# Records supplied:
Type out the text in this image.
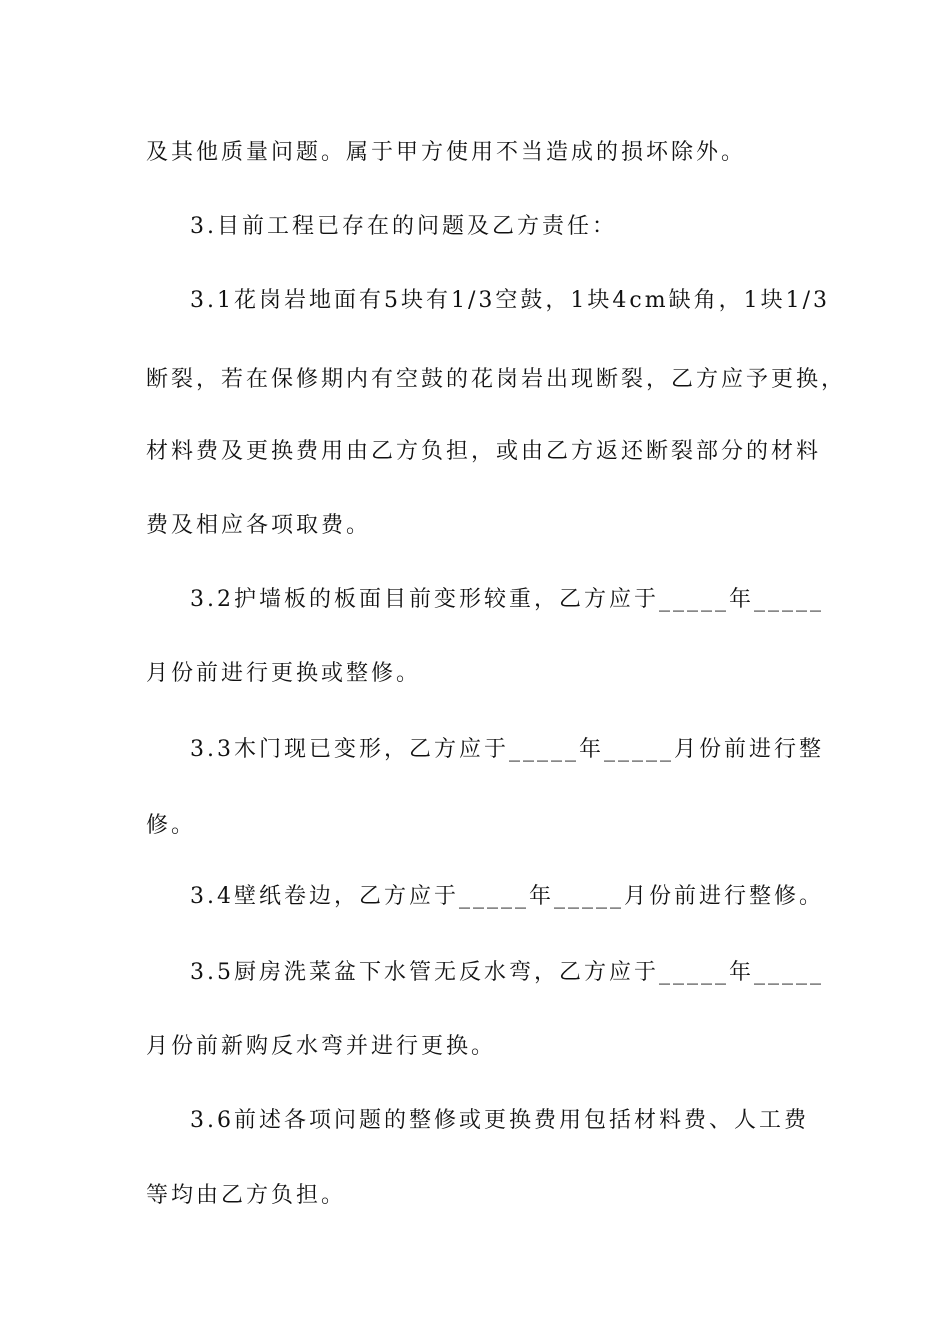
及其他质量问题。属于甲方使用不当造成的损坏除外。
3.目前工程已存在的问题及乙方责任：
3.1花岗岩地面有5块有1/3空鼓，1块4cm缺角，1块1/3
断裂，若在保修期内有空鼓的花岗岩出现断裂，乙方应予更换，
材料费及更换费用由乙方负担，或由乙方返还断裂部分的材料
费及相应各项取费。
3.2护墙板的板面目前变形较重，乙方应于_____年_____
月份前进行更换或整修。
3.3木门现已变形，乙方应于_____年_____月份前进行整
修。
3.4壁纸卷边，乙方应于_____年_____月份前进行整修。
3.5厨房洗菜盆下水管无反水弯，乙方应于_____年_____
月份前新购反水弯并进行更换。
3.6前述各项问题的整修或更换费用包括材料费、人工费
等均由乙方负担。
* * *
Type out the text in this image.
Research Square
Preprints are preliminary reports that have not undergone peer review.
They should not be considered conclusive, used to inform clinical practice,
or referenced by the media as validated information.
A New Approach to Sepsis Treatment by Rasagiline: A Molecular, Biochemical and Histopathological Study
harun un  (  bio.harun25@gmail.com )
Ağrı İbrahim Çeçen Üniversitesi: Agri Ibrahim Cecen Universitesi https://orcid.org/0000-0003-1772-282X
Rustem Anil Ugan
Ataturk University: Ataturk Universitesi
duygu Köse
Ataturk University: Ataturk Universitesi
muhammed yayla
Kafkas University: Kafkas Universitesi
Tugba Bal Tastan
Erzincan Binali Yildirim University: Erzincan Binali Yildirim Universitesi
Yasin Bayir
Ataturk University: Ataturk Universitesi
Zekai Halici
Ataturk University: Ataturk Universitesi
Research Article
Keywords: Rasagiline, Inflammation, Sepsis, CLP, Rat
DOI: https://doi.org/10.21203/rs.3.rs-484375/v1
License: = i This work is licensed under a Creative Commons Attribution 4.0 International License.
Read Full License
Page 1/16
==
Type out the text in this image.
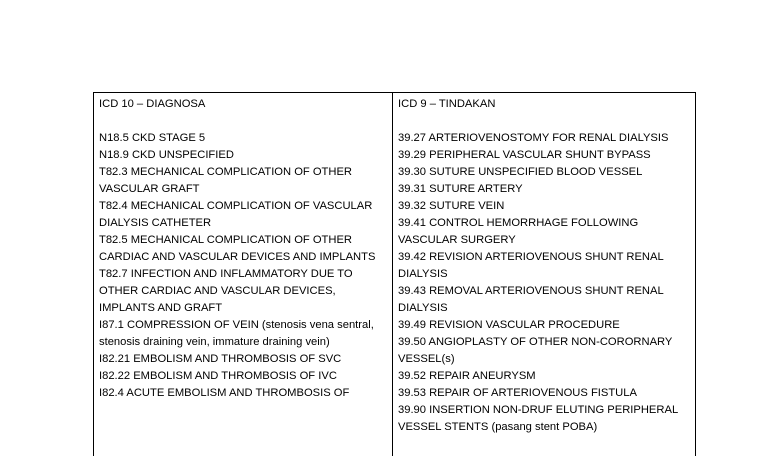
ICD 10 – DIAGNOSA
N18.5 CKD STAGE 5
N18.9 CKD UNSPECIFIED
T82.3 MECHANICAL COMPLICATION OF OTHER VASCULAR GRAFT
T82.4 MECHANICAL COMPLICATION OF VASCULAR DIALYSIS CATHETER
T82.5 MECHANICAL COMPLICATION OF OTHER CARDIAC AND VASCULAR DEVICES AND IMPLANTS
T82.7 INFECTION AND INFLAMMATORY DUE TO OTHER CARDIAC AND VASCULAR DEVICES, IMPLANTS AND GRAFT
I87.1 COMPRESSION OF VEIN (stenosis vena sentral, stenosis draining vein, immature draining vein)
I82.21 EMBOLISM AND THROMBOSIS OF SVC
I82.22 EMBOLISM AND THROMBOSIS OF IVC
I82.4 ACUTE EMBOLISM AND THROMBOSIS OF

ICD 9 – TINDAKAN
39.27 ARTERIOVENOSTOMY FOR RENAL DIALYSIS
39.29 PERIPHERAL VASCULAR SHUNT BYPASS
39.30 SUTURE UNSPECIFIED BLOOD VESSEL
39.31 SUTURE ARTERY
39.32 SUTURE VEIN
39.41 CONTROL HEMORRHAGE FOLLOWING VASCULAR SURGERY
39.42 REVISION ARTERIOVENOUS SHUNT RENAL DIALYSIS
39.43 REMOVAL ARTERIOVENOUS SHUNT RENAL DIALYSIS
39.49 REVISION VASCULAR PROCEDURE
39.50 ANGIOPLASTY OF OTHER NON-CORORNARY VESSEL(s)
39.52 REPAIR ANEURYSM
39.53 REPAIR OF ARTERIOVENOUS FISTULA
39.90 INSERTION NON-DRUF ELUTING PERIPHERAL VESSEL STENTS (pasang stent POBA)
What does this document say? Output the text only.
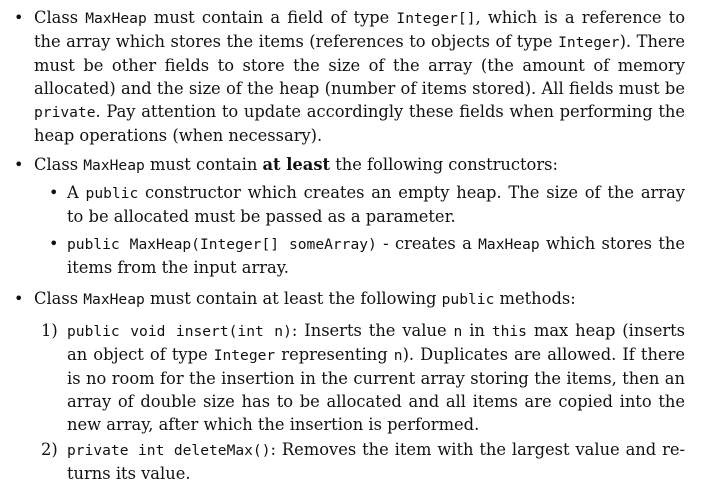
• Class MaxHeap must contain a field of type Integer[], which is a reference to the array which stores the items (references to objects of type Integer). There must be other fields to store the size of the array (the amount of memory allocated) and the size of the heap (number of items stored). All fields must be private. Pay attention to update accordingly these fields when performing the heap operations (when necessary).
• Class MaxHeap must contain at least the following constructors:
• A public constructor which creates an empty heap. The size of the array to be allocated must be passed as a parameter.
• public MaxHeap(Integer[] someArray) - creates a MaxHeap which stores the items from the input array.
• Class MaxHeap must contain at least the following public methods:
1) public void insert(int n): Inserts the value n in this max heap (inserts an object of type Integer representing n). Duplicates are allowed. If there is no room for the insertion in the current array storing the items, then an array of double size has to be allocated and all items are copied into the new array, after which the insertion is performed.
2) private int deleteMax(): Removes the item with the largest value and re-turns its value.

# What the task requires:
Locate all lines that include the word "ARTERIOVENOUS" and copy them out.

# Expected output:
39.42 REVISION ARTERIOVENOUS SHUNT RENAL DIALYSIS
39.43 REMOVAL ARTERIOVENOUS SHUNT RENAL DIALYSIS
39.53 REPAIR OF ARTERIOVENOUS FISTULA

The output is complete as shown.